PROBLEM TO WORK ON
Reproduce every line of the entries below without any changes, but leave the pictures out.

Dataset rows
════════════════════
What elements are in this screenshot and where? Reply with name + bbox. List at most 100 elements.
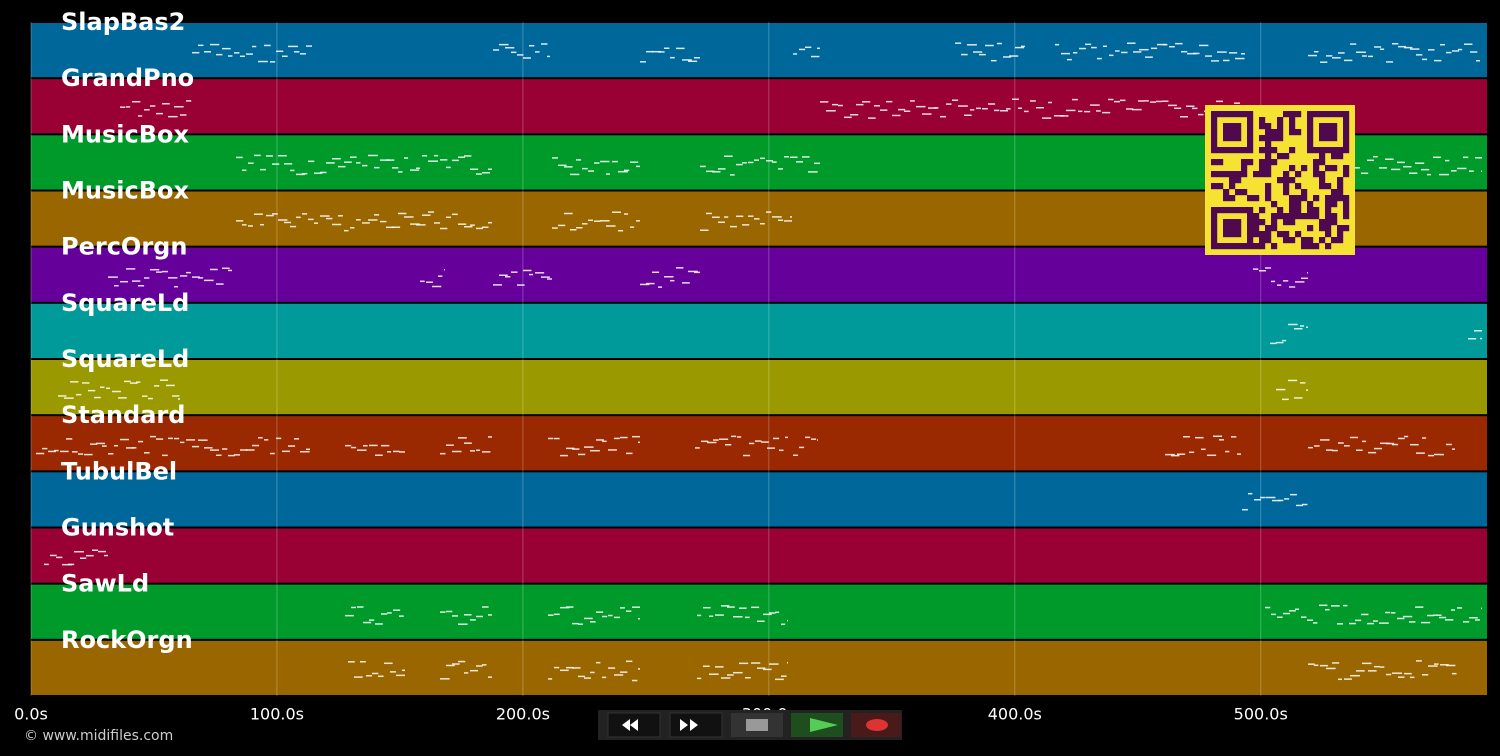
qr-module [1235, 219, 1242, 226]
track-name: GrandPno [61, 64, 194, 92]
qr-module [1265, 171, 1272, 178]
qr-module [1253, 219, 1260, 226]
qr-module [1343, 213, 1350, 220]
qr-module [1277, 153, 1284, 160]
qr-module [1313, 147, 1320, 154]
qr-module [1271, 225, 1278, 232]
notes [36, 42, 1482, 682]
qr-module [1259, 123, 1266, 130]
qr-module [1289, 177, 1296, 184]
qr-module [1247, 231, 1254, 238]
qr-module [1307, 129, 1314, 136]
track-name: MusicBox [61, 120, 189, 148]
qr-module [1259, 171, 1266, 178]
qr-module [1229, 243, 1236, 250]
icon [622, 719, 638, 731]
qr-module [1211, 243, 1218, 250]
qr-module [1229, 123, 1236, 130]
qr-module [1229, 177, 1236, 184]
qr-module [1271, 201, 1278, 208]
qr-module [1277, 207, 1284, 214]
stop-button[interactable] [731, 713, 783, 737]
qr-module [1319, 111, 1326, 118]
qr-module [1211, 231, 1218, 238]
qr-module [1343, 117, 1350, 124]
qr-module [1235, 171, 1242, 178]
qr-module [1289, 117, 1296, 124]
qr-module [1325, 147, 1332, 154]
qr-module [1301, 189, 1308, 196]
qr-module [1331, 213, 1338, 220]
qr-module [1235, 135, 1242, 142]
qr-module [1259, 231, 1266, 238]
qr-module [1283, 171, 1290, 178]
qr-module [1319, 171, 1326, 178]
qr-module [1241, 171, 1248, 178]
qr-module [1229, 147, 1236, 154]
qr-module [1247, 135, 1254, 142]
tick-label: 100.0s [250, 705, 304, 724]
qr-module [1271, 219, 1278, 226]
qr-module [1295, 129, 1302, 136]
qr-module [1283, 177, 1290, 184]
track-name: Gunshot [61, 514, 174, 542]
qr-module [1319, 225, 1326, 232]
qr-module [1313, 243, 1320, 250]
qr-module [1235, 177, 1242, 184]
qr-module [1235, 231, 1242, 238]
rewind-button[interactable] [607, 712, 661, 738]
qr-module [1331, 189, 1338, 196]
qr-module [1223, 207, 1230, 214]
qr-module [1283, 189, 1290, 196]
qr-module [1301, 243, 1308, 250]
track-lane [31, 360, 1487, 415]
qr-module [1307, 225, 1314, 232]
qr-module [1307, 207, 1314, 214]
qr-module [1331, 201, 1338, 208]
qr-module [1259, 243, 1266, 250]
qr-module [1343, 225, 1350, 232]
qr-module [1265, 237, 1272, 244]
qr-module [1211, 117, 1218, 124]
qr-module [1235, 207, 1242, 214]
qr-module [1337, 177, 1344, 184]
play-button[interactable] [791, 713, 843, 737]
qr-module [1223, 195, 1230, 202]
qr-code [1205, 105, 1355, 255]
qr-module [1283, 231, 1290, 238]
qr-module [1229, 171, 1236, 178]
qr-module [1211, 123, 1218, 130]
qr-module [1241, 159, 1248, 166]
qr-module [1211, 171, 1218, 178]
qr-module [1307, 141, 1314, 148]
qr-module [1235, 147, 1242, 154]
qr-module [1301, 195, 1308, 202]
qr-module [1229, 225, 1236, 232]
qr-module [1265, 129, 1272, 136]
record-button[interactable] [851, 713, 901, 737]
qr-module [1259, 135, 1266, 142]
qr-module [1211, 237, 1218, 244]
qr-module [1283, 153, 1290, 160]
qr-module [1229, 231, 1236, 238]
qr-module [1337, 189, 1344, 196]
qr-module [1289, 165, 1296, 172]
forward-button[interactable] [669, 712, 723, 738]
qr-module [1265, 183, 1272, 190]
qr-module [1229, 129, 1236, 136]
qr-module [1211, 213, 1218, 220]
track-lane [31, 472, 1487, 527]
qr-module [1343, 195, 1350, 202]
qr-module [1265, 189, 1272, 196]
qr-module [1271, 213, 1278, 220]
qr-module [1241, 165, 1248, 172]
qr-module [1325, 207, 1332, 214]
qr-module [1343, 171, 1350, 178]
qr-module [1223, 135, 1230, 142]
qr-module [1265, 147, 1272, 154]
qr-module [1217, 111, 1224, 118]
qr-module [1259, 165, 1266, 172]
qr-module [1211, 135, 1218, 142]
qr-module [1259, 219, 1266, 226]
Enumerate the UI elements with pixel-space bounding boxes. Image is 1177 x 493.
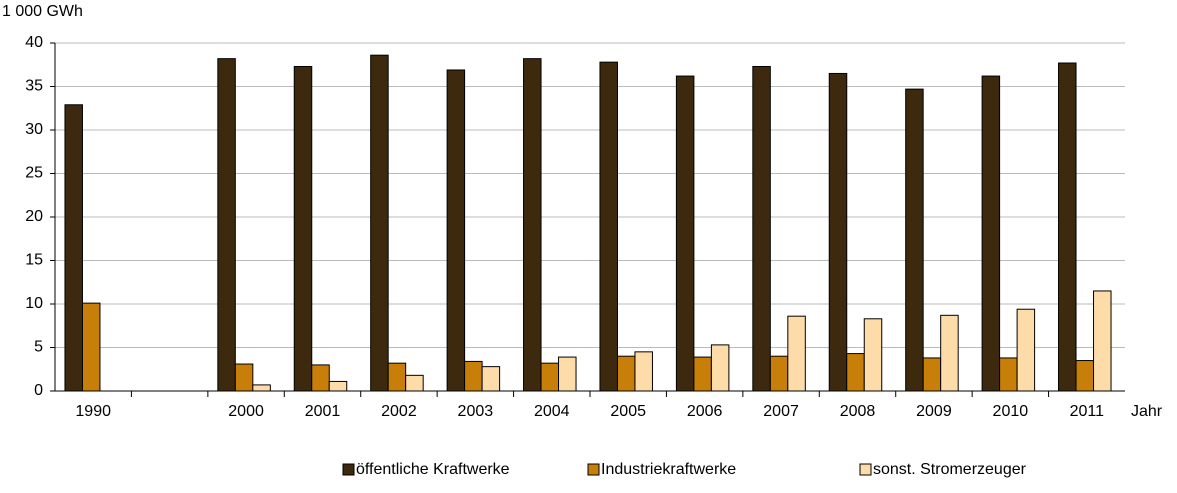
x-tick-label: 2007	[763, 403, 799, 420]
y-tick-label: 15	[25, 252, 43, 269]
bar	[940, 314, 959, 392]
bar	[846, 353, 865, 392]
bar	[599, 61, 618, 392]
bar	[81, 302, 101, 392]
bar	[1016, 308, 1036, 392]
bar	[1058, 62, 1077, 392]
legend-label: sonst. Stromerzeuger	[873, 461, 1027, 478]
x-tick-label: 2000	[228, 403, 264, 420]
bar	[234, 363, 254, 392]
x-tick-label: 2002	[381, 403, 417, 420]
y-tick-label: 25	[25, 165, 43, 182]
bar	[828, 72, 848, 392]
y-tick-label: 35	[25, 78, 43, 95]
bar	[446, 69, 466, 392]
bar	[311, 364, 330, 392]
legend-label: öffentliche Kraftwerke	[356, 461, 510, 478]
x-axis-label: Jahr	[1131, 403, 1163, 420]
bar	[523, 58, 542, 392]
bar	[64, 104, 83, 392]
bar	[558, 356, 577, 392]
x-tick-label: 2004	[534, 403, 570, 420]
bar	[787, 315, 806, 392]
bar	[634, 351, 653, 392]
y-tick-label: 30	[25, 121, 43, 138]
bar	[464, 360, 483, 392]
bar	[693, 356, 712, 392]
bar	[905, 88, 924, 392]
bar	[863, 318, 883, 392]
legend-label: Industriekraftwerke	[601, 461, 736, 478]
bar	[370, 54, 389, 392]
bar	[328, 380, 348, 392]
x-tick-label: 2005	[610, 403, 646, 420]
bar	[752, 65, 771, 392]
bar	[1093, 290, 1112, 392]
x-tick-label: 2001	[305, 403, 341, 420]
x-tick-label: 2010	[993, 403, 1029, 420]
y-unit-label: 1 000 GWh	[2, 3, 83, 20]
x-tick-label: 2003	[458, 403, 494, 420]
bar	[540, 362, 560, 392]
y-tick-label: 20	[25, 208, 43, 225]
x-tick-label: 2009	[916, 403, 952, 420]
x-tick-label: 2008	[840, 403, 876, 420]
bar	[616, 355, 636, 392]
x-tick-label: 2006	[687, 403, 723, 420]
bar	[481, 366, 501, 392]
bar	[769, 355, 789, 392]
legend-swatch	[342, 463, 355, 476]
bar	[293, 65, 313, 392]
bar	[252, 384, 271, 392]
bar	[999, 357, 1018, 392]
bar	[405, 374, 424, 392]
x-tick-label: 2011	[1070, 403, 1105, 420]
bar	[1075, 360, 1095, 392]
x-tick-label: 1990	[75, 403, 111, 420]
bar	[387, 362, 407, 392]
bar	[710, 344, 730, 392]
y-tick-label: 40	[25, 34, 43, 51]
bar	[217, 58, 236, 392]
y-tick-label: 5	[34, 339, 43, 356]
legend-swatch	[587, 463, 600, 476]
y-tick-label: 0	[34, 382, 43, 399]
bar	[922, 357, 942, 392]
legend-swatch	[859, 463, 872, 476]
y-tick-label: 10	[25, 295, 43, 312]
bar	[675, 75, 695, 392]
bar	[981, 75, 1001, 392]
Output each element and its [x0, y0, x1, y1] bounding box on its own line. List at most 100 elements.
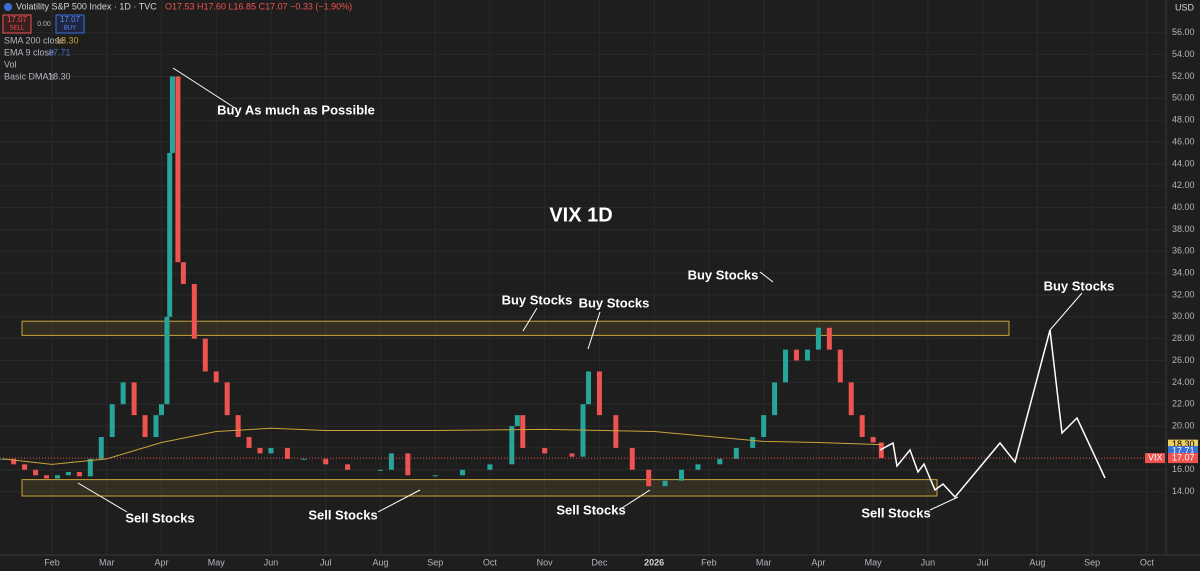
════════════════════
FINAL RESULT
What elements are in this screenshot and where? Reply with name + bbox. List at most 100 elements.
qr-module [1235, 219, 1242, 226]
track-name: GrandPno [61, 64, 194, 92]
qr-module [1265, 171, 1272, 178]
qr-module [1253, 219, 1260, 226]
qr-module [1343, 213, 1350, 220]
qr-module [1277, 153, 1284, 160]
qr-module [1313, 147, 1320, 154]
qr-module [1271, 225, 1278, 232]
notes [36, 42, 1482, 682]
qr-module [1259, 123, 1266, 130]
qr-module [1289, 177, 1296, 184]
qr-module [1247, 231, 1254, 238]
qr-module [1307, 129, 1314, 136]
track-name: MusicBox [61, 120, 189, 148]
qr-module [1259, 171, 1266, 178]
qr-module [1229, 243, 1236, 250]
icon [622, 719, 638, 731]
qr-module [1211, 243, 1218, 250]
qr-module [1229, 123, 1236, 130]
qr-module [1229, 177, 1236, 184]
qr-module [1271, 201, 1278, 208]
qr-module [1277, 207, 1284, 214]
stop-button[interactable] [731, 713, 783, 737]
qr-module [1319, 111, 1326, 118]
qr-module [1211, 231, 1218, 238]
qr-module [1343, 117, 1350, 124]
qr-module [1235, 171, 1242, 178]
qr-module [1289, 117, 1296, 124]
qr-module [1325, 147, 1332, 154]
qr-module [1301, 189, 1308, 196]
qr-module [1331, 213, 1338, 220]
qr-module [1235, 135, 1242, 142]
qr-module [1259, 231, 1266, 238]
qr-module [1283, 171, 1290, 178]
qr-module [1319, 171, 1326, 178]
qr-module [1241, 171, 1248, 178]
qr-module [1229, 147, 1236, 154]
qr-module [1247, 135, 1254, 142]
tick-label: 100.0s [250, 705, 304, 724]
qr-module [1271, 219, 1278, 226]
qr-module [1295, 129, 1302, 136]
qr-module [1283, 177, 1290, 184]
track-name: Gunshot [61, 514, 174, 542]
qr-module [1319, 225, 1326, 232]
qr-module [1313, 243, 1320, 250]
qr-module [1235, 177, 1242, 184]
qr-module [1235, 231, 1242, 238]
rewind-button[interactable] [607, 712, 661, 738]
qr-module [1331, 189, 1338, 196]
qr-module [1223, 207, 1230, 214]
qr-module [1283, 189, 1290, 196]
qr-module [1301, 243, 1308, 250]
track-lane [31, 360, 1487, 415]
qr-module [1307, 225, 1314, 232]
qr-module [1307, 207, 1314, 214]
qr-module [1331, 201, 1338, 208]
qr-module [1259, 243, 1266, 250]
qr-module [1343, 225, 1350, 232]
qr-module [1265, 237, 1272, 244]
qr-module [1211, 117, 1218, 124]
qr-module [1235, 207, 1242, 214]
qr-module [1337, 177, 1344, 184]
play-button[interactable] [791, 713, 843, 737]
qr-module [1223, 195, 1230, 202]
qr-code [1205, 105, 1355, 255]
qr-module [1283, 231, 1290, 238]
qr-module [1229, 171, 1236, 178]
qr-module [1211, 123, 1218, 130]
qr-module [1241, 159, 1248, 166]
qr-module [1211, 171, 1218, 178]
qr-module [1307, 141, 1314, 148]
qr-module [1235, 147, 1242, 154]
qr-module [1301, 195, 1308, 202]
qr-module [1229, 225, 1236, 232]
qr-module [1265, 129, 1272, 136]
record-button[interactable] [851, 713, 901, 737]
qr-module [1259, 135, 1266, 142]
qr-module [1211, 237, 1218, 244]
qr-module [1283, 153, 1290, 160]
qr-module [1229, 231, 1236, 238]
qr-module [1337, 189, 1344, 196]
qr-module [1289, 165, 1296, 172]
forward-button[interactable] [669, 712, 723, 738]
qr-module [1265, 183, 1272, 190]
qr-module [1229, 129, 1236, 136]
qr-module [1211, 213, 1218, 220]
track-lane [31, 472, 1487, 527]
qr-module [1343, 195, 1350, 202]
qr-module [1265, 189, 1272, 196]
qr-module [1271, 213, 1278, 220]
qr-module [1241, 165, 1248, 172]
qr-module [1325, 207, 1332, 214]
qr-module [1343, 171, 1350, 178]
qr-module [1223, 135, 1230, 142]
qr-module [1265, 147, 1272, 154]
qr-module [1217, 111, 1224, 118]
qr-module [1259, 165, 1266, 172]
qr-module [1211, 135, 1218, 142]
qr-module [1259, 219, 1266, 226]
Enumerate the UI elements with pixel-space bounding boxes. Image is 1177 x 493.
x-tick-label: 2007	[763, 403, 799, 420]
y-tick-label: 15	[25, 252, 43, 269]
bar	[940, 314, 959, 392]
bar	[846, 353, 865, 392]
bar	[599, 61, 618, 392]
bar	[81, 302, 101, 392]
bar	[1016, 308, 1036, 392]
bar	[1058, 62, 1077, 392]
legend-label: sonst. Stromerzeuger	[873, 461, 1027, 478]
x-tick-label: 2000	[228, 403, 264, 420]
bar	[234, 363, 254, 392]
x-tick-label: 2002	[381, 403, 417, 420]
y-tick-label: 25	[25, 165, 43, 182]
bar	[828, 72, 848, 392]
y-tick-label: 35	[25, 78, 43, 95]
bar	[446, 69, 466, 392]
bar	[311, 364, 330, 392]
legend-label: öffentliche Kraftwerke	[356, 461, 510, 478]
x-axis-label: Jahr	[1131, 403, 1163, 420]
bar	[523, 58, 542, 392]
bar	[64, 104, 83, 392]
bar	[558, 356, 577, 392]
x-tick-label: 2004	[534, 403, 570, 420]
bar	[787, 315, 806, 392]
bar	[634, 351, 653, 392]
y-tick-label: 30	[25, 121, 43, 138]
bar	[464, 360, 483, 392]
bar	[693, 356, 712, 392]
bar	[905, 88, 924, 392]
bar	[863, 318, 883, 392]
legend-label: Industriekraftwerke	[601, 461, 736, 478]
bar	[370, 54, 389, 392]
bar	[328, 380, 348, 392]
x-tick-label: 2005	[610, 403, 646, 420]
bar	[752, 65, 771, 392]
bar	[1093, 290, 1112, 392]
x-tick-label: 2001	[305, 403, 341, 420]
x-tick-label: 2010	[993, 403, 1029, 420]
y-unit-label: 1 000 GWh	[2, 3, 83, 20]
x-tick-label: 2003	[458, 403, 494, 420]
bar	[540, 362, 560, 392]
y-tick-label: 20	[25, 208, 43, 225]
x-tick-label: 2009	[916, 403, 952, 420]
x-tick-label: 2008	[840, 403, 876, 420]
bar	[616, 355, 636, 392]
x-tick-label: 2006	[687, 403, 723, 420]
bar	[481, 366, 501, 392]
bar	[769, 355, 789, 392]
legend-swatch	[342, 463, 355, 476]
bar	[293, 65, 313, 392]
bar	[252, 384, 271, 392]
bar	[999, 357, 1018, 392]
bar	[405, 374, 424, 392]
x-tick-label: 2011	[1070, 403, 1105, 420]
bar	[1075, 360, 1095, 392]
x-tick-label: 1990	[75, 403, 111, 420]
bar	[387, 362, 407, 392]
bar	[710, 344, 730, 392]
y-tick-label: 40	[25, 34, 43, 51]
bar	[217, 58, 236, 392]
y-tick-label: 5	[34, 339, 43, 356]
legend-swatch	[587, 463, 600, 476]
y-tick-label: 0	[34, 382, 43, 399]
bar	[922, 357, 942, 392]
legend-swatch	[859, 463, 872, 476]
y-tick-label: 10	[25, 295, 43, 312]
bar	[675, 75, 695, 392]
bar	[981, 75, 1001, 392]
Output each element and its [x0, y0, x1, y1] bounding box on its own line. List at most 100 elements.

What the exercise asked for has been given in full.